Each entry needs to be restated exactly as written.
____ Data to use
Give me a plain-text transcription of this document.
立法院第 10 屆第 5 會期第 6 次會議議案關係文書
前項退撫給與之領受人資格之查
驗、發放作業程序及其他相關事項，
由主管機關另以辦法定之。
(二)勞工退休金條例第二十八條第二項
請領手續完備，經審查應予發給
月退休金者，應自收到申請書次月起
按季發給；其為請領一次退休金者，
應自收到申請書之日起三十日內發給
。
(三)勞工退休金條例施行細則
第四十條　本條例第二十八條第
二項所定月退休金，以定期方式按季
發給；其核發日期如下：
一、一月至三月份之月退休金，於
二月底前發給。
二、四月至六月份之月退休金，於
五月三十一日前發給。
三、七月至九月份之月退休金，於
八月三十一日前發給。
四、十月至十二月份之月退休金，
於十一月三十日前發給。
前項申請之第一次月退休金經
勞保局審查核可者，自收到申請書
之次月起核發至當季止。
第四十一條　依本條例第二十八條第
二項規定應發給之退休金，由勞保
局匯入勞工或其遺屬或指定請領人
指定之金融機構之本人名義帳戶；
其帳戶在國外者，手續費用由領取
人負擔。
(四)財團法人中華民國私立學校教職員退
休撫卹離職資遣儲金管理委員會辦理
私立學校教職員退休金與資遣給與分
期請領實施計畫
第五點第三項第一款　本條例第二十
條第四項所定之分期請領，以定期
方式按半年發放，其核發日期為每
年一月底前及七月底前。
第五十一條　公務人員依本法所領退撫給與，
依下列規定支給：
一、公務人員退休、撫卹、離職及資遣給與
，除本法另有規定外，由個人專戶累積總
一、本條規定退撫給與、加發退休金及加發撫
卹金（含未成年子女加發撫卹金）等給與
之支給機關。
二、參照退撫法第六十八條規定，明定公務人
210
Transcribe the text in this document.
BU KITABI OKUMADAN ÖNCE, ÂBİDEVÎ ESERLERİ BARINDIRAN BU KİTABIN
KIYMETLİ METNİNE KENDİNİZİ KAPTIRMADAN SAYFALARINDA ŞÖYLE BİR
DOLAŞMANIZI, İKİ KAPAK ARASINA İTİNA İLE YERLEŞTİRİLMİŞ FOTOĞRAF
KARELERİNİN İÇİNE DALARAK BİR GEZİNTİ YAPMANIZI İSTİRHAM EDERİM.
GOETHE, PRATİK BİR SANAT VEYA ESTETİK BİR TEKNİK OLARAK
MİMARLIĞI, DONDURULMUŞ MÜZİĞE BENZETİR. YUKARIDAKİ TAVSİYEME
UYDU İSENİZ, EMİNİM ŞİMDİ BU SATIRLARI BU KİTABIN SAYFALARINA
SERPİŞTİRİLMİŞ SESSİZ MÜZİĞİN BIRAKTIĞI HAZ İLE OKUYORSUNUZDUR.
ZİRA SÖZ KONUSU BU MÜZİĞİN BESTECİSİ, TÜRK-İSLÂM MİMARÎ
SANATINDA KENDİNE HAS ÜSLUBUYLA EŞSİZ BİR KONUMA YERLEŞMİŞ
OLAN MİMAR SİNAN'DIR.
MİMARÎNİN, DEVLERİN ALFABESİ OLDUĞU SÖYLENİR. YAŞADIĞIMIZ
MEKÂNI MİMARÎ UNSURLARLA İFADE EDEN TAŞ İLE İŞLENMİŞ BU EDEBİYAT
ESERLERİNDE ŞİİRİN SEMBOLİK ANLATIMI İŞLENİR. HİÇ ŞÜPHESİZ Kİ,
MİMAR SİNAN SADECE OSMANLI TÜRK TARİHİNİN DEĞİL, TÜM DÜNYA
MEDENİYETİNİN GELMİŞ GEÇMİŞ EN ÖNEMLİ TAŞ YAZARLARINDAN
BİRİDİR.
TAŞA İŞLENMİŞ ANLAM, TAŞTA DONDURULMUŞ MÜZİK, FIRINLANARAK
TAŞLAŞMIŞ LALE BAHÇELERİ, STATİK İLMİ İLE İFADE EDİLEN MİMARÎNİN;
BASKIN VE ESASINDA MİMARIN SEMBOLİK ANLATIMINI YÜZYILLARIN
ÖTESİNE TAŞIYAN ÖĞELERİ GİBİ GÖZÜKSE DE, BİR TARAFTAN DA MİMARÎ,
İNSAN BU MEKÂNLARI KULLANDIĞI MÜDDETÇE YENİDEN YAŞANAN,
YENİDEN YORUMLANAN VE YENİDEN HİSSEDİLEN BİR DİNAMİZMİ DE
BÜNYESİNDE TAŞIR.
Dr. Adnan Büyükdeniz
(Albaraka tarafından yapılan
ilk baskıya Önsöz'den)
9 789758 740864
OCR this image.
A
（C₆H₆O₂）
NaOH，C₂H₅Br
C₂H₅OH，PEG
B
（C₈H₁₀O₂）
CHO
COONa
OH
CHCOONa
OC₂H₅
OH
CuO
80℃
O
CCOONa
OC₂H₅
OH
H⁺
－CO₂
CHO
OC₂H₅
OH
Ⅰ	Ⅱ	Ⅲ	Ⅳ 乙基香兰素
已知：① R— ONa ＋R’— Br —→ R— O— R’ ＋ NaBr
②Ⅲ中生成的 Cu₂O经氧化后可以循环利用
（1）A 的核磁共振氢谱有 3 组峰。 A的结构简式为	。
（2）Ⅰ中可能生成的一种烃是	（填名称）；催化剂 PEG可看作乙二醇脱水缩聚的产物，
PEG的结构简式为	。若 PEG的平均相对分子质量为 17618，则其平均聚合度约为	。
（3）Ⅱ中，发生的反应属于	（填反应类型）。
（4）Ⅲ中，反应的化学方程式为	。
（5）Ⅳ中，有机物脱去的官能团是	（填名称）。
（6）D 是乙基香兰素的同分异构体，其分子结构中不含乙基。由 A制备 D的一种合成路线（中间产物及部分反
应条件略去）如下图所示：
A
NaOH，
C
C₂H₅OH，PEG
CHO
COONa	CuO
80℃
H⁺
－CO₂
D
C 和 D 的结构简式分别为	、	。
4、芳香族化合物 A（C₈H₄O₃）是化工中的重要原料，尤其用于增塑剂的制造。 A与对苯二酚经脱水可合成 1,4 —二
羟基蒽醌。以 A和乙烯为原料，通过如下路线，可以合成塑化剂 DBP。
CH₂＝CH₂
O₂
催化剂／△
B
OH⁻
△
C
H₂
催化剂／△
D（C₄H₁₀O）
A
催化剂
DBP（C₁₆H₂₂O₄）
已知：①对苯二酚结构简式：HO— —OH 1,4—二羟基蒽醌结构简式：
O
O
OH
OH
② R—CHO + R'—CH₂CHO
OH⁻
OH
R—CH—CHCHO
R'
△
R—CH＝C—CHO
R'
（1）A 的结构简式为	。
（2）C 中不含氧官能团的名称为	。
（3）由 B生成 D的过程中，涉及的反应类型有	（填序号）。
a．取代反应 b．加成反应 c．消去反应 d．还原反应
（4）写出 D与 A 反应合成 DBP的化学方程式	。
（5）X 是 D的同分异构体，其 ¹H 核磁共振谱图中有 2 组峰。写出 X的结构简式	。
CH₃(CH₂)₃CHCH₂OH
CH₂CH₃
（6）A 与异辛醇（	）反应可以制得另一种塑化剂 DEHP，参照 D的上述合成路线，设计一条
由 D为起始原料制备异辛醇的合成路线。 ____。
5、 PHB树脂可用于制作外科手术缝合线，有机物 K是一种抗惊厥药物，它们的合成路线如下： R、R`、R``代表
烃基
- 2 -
________
Expected answer:
Give me a plain-text transcription of this document.
立法院第 10 屆第 5 會期第 6 次會議議案關係文書
前項退撫給與之領受人資格之查
驗、發放作業程序及其他相關事項，
由主管機關另以辦法定之。
(二)勞工退休金條例第二十八條第二項
請領手續完備，經審查應予發給
月退休金者，應自收到申請書次月起
按季發給；其為請領一次退休金者，
應自收到申請書之日起三十日內發給
。
(三)勞工退休金條例施行細則
第四十條　本條例第二十八條第
二項所定月退休金，以定期方式按季
發給；其核發日期如下：
一、一月至三月份之月退休金，於
二月底前發給。
二、四月至六月份之月退休金，於
五月三十一日前發給。
三、七月至九月份之月退休金，於
八月三十一日前發給。
四、十月至十二月份之月退休金，
於十一月三十日前發給。
前項申請之第一次月退休金經
勞保局審查核可者，自收到申請書
之次月起核發至當季止。
第四十一條　依本條例第二十八條第
二項規定應發給之退休金，由勞保
局匯入勞工或其遺屬或指定請領人
指定之金融機構之本人名義帳戶；
其帳戶在國外者，手續費用由領取
人負擔。
(四)財團法人中華民國私立學校教職員退
休撫卹離職資遣儲金管理委員會辦理
私立學校教職員退休金與資遣給與分
期請領實施計畫
第五點第三項第一款　本條例第二十
條第四項所定之分期請領，以定期
方式按半年發放，其核發日期為每
年一月底前及七月底前。
第五十一條　公務人員依本法所領退撫給與，
依下列規定支給：
一、公務人員退休、撫卹、離職及資遣給與
，除本法另有規定外，由個人專戶累積總
一、本條規定退撫給與、加發退休金及加發撫
卹金（含未成年子女加發撫卹金）等給與
之支給機關。
二、參照退撫法第六十八條規定，明定公務人
210
Transcribe the text in this document.
BU KITABI OKUMADAN ÖNCE, ÂBİDEVÎ ESERLERİ BARINDIRAN BU KİTABIN
KIYMETLİ METNİNE KENDİNİZİ KAPTIRMADAN SAYFALARINDA ŞÖYLE BİR
DOLAŞMANIZI, İKİ KAPAK ARASINA İTİNA İLE YERLEŞTİRİLMİŞ FOTOĞRAF
KARELERİNİN İÇİNE DALARAK BİR GEZİNTİ YAPMANIZI İSTİRHAM EDERİM.
GOETHE, PRATİK BİR SANAT VEYA ESTETİK BİR TEKNİK OLARAK
MİMARLIĞI, DONDURULMUŞ MÜZİĞE BENZETİR. YUKARIDAKİ TAVSİYEME
UYDU İSENİZ, EMİNİM ŞİMDİ BU SATIRLARI BU KİTABIN SAYFALARINA
SERPİŞTİRİLMİŞ SESSİZ MÜZİĞİN BIRAKTIĞI HAZ İLE OKUYORSUNUZDUR.
ZİRA SÖZ KONUSU BU MÜZİĞİN BESTECİSİ, TÜRK-İSLÂM MİMARÎ
SANATINDA KENDİNE HAS ÜSLUBUYLA EŞSİZ BİR KONUMA YERLEŞMİŞ
OLAN MİMAR SİNAN'DIR.
MİMARÎNİN, DEVLERİN ALFABESİ OLDUĞU SÖYLENİR. YAŞADIĞIMIZ
MEKÂNI MİMARÎ UNSURLARLA İFADE EDEN TAŞ İLE İŞLENMİŞ BU EDEBİYAT
ESERLERİNDE ŞİİRİN SEMBOLİK ANLATIMI İŞLENİR. HİÇ ŞÜPHESİZ Kİ,
MİMAR SİNAN SADECE OSMANLI TÜRK TARİHİNİN DEĞİL, TÜM DÜNYA
MEDENİYETİNİN GELMİŞ GEÇMİŞ EN ÖNEMLİ TAŞ YAZARLARINDAN
BİRİDİR.
TAŞA İŞLENMİŞ ANLAM, TAŞTA DONDURULMUŞ MÜZİK, FIRINLANARAK
TAŞLAŞMIŞ LALE BAHÇELERİ, STATİK İLMİ İLE İFADE EDİLEN MİMARÎNİN;
BASKIN VE ESASINDA MİMARIN SEMBOLİK ANLATIMINI YÜZYILLARIN
ÖTESİNE TAŞIYAN ÖĞELERİ GİBİ GÖZÜKSE DE, BİR TARAFTAN DA MİMARÎ,
İNSAN BU MEKÂNLARI KULLANDIĞI MÜDDETÇE YENİDEN YAŞANAN,
YENİDEN YORUMLANAN VE YENİDEN HİSSEDİLEN BİR DİNAMİZMİ DE
BÜNYESİNDE TAŞIR.
Dr. Adnan Büyükdeniz
(Albaraka tarafından yapılan
ilk baskıya Önsöz'den)
9 789758 740864
OCR this image.
A
（C₆H₆O₂）
NaOH，C₂H₅Br
C₂H₅OH，PEG
B
（C₈H₁₀O₂）
CHO
COONa
OH
CHCOONa
OC₂H₅
OH
CuO
80℃
O
CCOONa
OC₂H₅
OH
H⁺
－CO₂
CHO
OC₂H₅
OH
Ⅰ	Ⅱ	Ⅲ	Ⅳ 乙基香兰素
已知：① R— ONa ＋R’— Br —→ R— O— R’ ＋ NaBr
②Ⅲ中生成的 Cu₂O经氧化后可以循环利用
（1）A 的核磁共振氢谱有 3 组峰。 A的结构简式为	。
（2）Ⅰ中可能生成的一种烃是	（填名称）；催化剂 PEG可看作乙二醇脱水缩聚的产物，
PEG的结构简式为	。若 PEG的平均相对分子质量为 17618，则其平均聚合度约为	。
（3）Ⅱ中，发生的反应属于	（填反应类型）。
（4）Ⅲ中，反应的化学方程式为	。
（5）Ⅳ中，有机物脱去的官能团是	（填名称）。
（6）D 是乙基香兰素的同分异构体，其分子结构中不含乙基。由 A制备 D的一种合成路线（中间产物及部分反
应条件略去）如下图所示：
A
NaOH，
C
C₂H₅OH，PEG
CHO
COONa	CuO
80℃
H⁺
－CO₂
D
C 和 D 的结构简式分别为	、	。
4、芳香族化合物 A（C₈H₄O₃）是化工中的重要原料，尤其用于增塑剂的制造。 A与对苯二酚经脱水可合成 1,4 —二
羟基蒽醌。以 A和乙烯为原料，通过如下路线，可以合成塑化剂 DBP。
CH₂＝CH₂
O₂
催化剂／△
B
OH⁻
△
C
H₂
催化剂／△
D（C₄H₁₀O）
A
催化剂
DBP（C₁₆H₂₂O₄）
已知：①对苯二酚结构简式：HO— —OH 1,4—二羟基蒽醌结构简式：
O
O
OH
OH
② R—CHO + R'—CH₂CHO
OH⁻
OH
R—CH—CHCHO
R'
△
R—CH＝C—CHO
R'
（1）A 的结构简式为	。
（2）C 中不含氧官能团的名称为	。
（3）由 B生成 D的过程中，涉及的反应类型有	（填序号）。
a．取代反应 b．加成反应 c．消去反应 d．还原反应
（4）写出 D与 A 反应合成 DBP的化学方程式	。
（5）X 是 D的同分异构体，其 ¹H 核磁共振谱图中有 2 组峰。写出 X的结构简式	。
CH₃(CH₂)₃CHCH₂OH
CH₂CH₃
（6）A 与异辛醇（	）反应可以制得另一种塑化剂 DEHP，参照 D的上述合成路线，设计一条
由 D为起始原料制备异辛醇的合成路线。 ____。
5、 PHB树脂可用于制作外科手术缝合线，有机物 K是一种抗惊厥药物，它们的合成路线如下： R、R`、R``代表
烃基
- 2 -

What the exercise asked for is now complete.